Short task
Extract the entries in their exact form.

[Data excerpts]
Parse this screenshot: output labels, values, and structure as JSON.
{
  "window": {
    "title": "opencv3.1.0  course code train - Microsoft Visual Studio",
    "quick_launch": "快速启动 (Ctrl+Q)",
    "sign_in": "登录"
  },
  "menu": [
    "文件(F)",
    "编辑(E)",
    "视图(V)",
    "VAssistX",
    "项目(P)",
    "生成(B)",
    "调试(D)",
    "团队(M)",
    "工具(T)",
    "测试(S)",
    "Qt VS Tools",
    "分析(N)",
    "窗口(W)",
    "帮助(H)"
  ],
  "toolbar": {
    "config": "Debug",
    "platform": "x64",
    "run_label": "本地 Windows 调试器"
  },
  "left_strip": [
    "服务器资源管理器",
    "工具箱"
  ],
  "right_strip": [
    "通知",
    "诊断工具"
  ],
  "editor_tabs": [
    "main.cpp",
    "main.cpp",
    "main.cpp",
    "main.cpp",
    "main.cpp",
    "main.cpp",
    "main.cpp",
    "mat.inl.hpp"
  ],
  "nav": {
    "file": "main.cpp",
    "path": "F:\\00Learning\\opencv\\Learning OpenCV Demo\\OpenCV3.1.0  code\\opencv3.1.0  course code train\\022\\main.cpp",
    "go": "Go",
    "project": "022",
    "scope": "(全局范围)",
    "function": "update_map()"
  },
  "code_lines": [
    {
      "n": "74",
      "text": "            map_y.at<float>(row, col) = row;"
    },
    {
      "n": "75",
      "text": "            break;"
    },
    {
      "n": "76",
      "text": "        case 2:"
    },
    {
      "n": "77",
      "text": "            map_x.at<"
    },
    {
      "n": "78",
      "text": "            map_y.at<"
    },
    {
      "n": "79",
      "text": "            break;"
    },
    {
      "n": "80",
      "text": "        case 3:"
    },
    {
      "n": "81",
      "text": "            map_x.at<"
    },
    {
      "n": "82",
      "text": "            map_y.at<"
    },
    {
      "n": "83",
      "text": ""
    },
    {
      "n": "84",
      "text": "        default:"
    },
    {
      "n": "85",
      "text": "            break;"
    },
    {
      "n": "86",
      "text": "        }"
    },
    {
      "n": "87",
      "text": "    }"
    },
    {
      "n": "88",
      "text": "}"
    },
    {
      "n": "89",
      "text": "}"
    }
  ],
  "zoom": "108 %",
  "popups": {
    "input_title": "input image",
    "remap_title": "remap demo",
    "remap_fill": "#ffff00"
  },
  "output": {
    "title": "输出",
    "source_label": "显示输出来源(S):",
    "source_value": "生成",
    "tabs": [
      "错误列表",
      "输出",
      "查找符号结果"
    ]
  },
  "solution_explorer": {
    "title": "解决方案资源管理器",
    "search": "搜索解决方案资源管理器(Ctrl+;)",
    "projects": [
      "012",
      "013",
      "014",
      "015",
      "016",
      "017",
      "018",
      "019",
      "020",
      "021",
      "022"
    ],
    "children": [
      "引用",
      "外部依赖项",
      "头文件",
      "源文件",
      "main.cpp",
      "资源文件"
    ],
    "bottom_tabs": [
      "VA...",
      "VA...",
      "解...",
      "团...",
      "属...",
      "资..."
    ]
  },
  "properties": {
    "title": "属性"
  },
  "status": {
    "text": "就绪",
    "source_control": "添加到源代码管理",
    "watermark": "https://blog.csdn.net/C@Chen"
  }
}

Result
Parse this screenshot: output labels, values, and structure as JSON.
{
  "window": {
    "title": "opencv3.1.0  course code train - Microsoft Visual Studio",
    "quick_launch": "快速启动 (Ctrl+Q)",
    "sign_in": "登录"
  },
  "menu": [
    "文件(F)",
    "编辑(E)",
    "视图(V)",
    "VAssistX",
    "项目(P)",
    "生成(B)",
    "调试(D)",
    "团队(M)",
    "工具(T)",
    "测试(S)",
    "Qt VS Tools",
    "分析(N)",
    "窗口(W)",
    "帮助(H)"
  ],
  "toolbar": {
    "config": "Debug",
    "platform": "x64",
    "run_label": "本地 Windows 调试器"
  },
  "left_strip": [
    "服务器资源管理器",
    "工具箱"
  ],
  "right_strip": [
    "通知",
    "诊断工具"
  ],
  "editor_tabs": [
    "main.cpp",
    "main.cpp",
    "main.cpp",
    "main.cpp",
    "main.cpp",
    "main.cpp",
    "main.cpp",
    "mat.inl.hpp"
  ],
  "nav": {
    "file": "main.cpp",
    "path": "F:\\00Learning\\opencv\\Learning OpenCV Demo\\OpenCV3.1.0  code\\opencv3.1.0  course code train\\022\\main.cpp",
    "go": "Go",
    "project": "022",
    "scope": "(全局范围)",
    "function": "update_map()"
  },
  "code_lines": [
    {
      "n": "74",
      "text": "            map_y.at<float>(row, col) = row;"
    },
    {
      "n": "75",
      "text": "            break;"
    },
    {
      "n": "76",
      "text": "        case 2:"
    },
    {
      "n": "77",
      "text": "            map_x.at<"
    },
    {
      "n": "78",
      "text": "            map_y.at<"
    },
    {
      "n": "79",
      "text": "            break;"
    },
    {
      "n": "80",
      "text": "        case 3:"
    },
    {
      "n": "81",
      "text": "            map_x.at<"
    },
    {
      "n": "82",
      "text": "            map_y.at<"
    },
    {
      "n": "83",
      "text": ""
    },
    {
      "n": "84",
      "text": "        default:"
    },
    {
      "n": "85",
      "text": "            break;"
    },
    {
      "n": "86",
      "text": "        }"
    },
    {
      "n": "87",
      "text": "    }"
    },
    {
      "n": "88",
      "text": "}"
    },
    {
      "n": "89",
      "text": "}"
    }
  ],
  "zoom": "108 %",
  "popups": {
    "input_title": "input image",
    "remap_title": "remap demo",
    "remap_fill": "#ffff00"
  },
  "output": {
    "title": "输出",
    "source_label": "显示输出来源(S):",
    "source_value": "生成",
    "tabs": [
      "错误列表",
      "输出",
      "查找符号结果"
    ]
  },
  "solution_explorer": {
    "title": "解决方案资源管理器",
    "search": "搜索解决方案资源管理器(Ctrl+;)",
    "projects": [
      "012",
      "013",
      "014",
      "015",
      "016",
      "017",
      "018",
      "019",
      "020",
      "021",
      "022"
    ],
    "children": [
      "引用",
      "外部依赖项",
      "头文件",
      "源文件",
      "main.cpp",
      "资源文件"
    ],
    "bottom_tabs": [
      "VA...",
      "VA...",
      "解...",
      "团...",
      "属...",
      "资..."
    ]
  },
  "properties": {
    "title": "属性"
  },
  "status": {
    "text": "就绪",
    "source_control": "添加到源代码管理",
    "watermark": "https://blog.csdn.net/C@Chen"
  }
}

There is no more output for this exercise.